• [Your goal]
Can you rewrite the storm data analysis from "sum(fatal_individual[1:100,]$FATALITIES) / totaldead" up to and including "difficult to move.", with "moved to safety" in place of "evacuated"?

• [Selected extract]
While exploring the data, I noticed that particularly for economic damages, a few individual events seemed to have a huge share of the costs. Does this also apply to human health?
max(stormclean$FATALITIES) /totaldead
## [1] 0.03849455
max(stormclean$total_economic_impact) / totalcost
## [1] 0.2414504
fatal_individual <- arrange(stormclean, desc(FATALITIES))
costly_individual <- arrange(stormclean, desc(total_economic_impact))
sum(fatal_individual[1:100,]$FATALITIES) / totaldead
## [1] 0.2408055
sum(costly_individual[1:100,]$total_economic_impact) / totalcost
## [1] 0.67708
This is an interesting result: a few extreme individual events represent the majority (67%) of the economic damages, but not the majority (24%) of deaths. The worst event in terms of economic consequences caused 24% of all economic impacts recorded, but the worst event in terms of death caused just 3% of total deaths.
This can probably be explained by the fact that people can be evacuated when an event is predicted, but property is more difficult to move.

• [Given data]
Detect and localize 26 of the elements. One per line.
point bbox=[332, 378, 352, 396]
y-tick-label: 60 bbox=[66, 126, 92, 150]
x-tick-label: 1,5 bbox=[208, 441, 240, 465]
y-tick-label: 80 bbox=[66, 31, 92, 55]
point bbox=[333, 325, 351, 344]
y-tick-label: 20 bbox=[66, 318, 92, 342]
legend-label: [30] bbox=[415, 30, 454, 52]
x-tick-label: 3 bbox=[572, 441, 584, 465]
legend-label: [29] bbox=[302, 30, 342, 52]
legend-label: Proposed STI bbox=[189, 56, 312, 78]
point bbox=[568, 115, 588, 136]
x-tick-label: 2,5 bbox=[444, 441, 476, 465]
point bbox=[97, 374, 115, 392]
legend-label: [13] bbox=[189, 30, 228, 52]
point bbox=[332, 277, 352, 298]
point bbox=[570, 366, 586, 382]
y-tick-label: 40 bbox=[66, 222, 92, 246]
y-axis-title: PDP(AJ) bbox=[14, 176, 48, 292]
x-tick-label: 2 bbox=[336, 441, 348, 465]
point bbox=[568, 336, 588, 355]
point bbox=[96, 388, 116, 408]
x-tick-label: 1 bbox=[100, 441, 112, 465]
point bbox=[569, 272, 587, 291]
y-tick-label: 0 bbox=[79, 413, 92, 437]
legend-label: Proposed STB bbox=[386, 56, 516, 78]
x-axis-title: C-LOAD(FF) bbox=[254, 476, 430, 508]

• [Task output]
sum(fatal_individual[1:100,]$FATALITIES) / totaldead
## [1] 0.2408055
sum(costly_individual[1:100,]$total_economic_impact) / totalcost
## [1] 0.67708
This is an interesting result: a few extreme individual events represent the majority (67%) of the economic damages, but not the majority (24%) of deaths. The worst event in terms of economic consequences caused 24% of all economic impacts recorded, but the worst event in terms of death caused just 3% of total deaths.
This can probably be explained by the fact that people can be moved to safety when an event is predicted, but property is more difficult to move.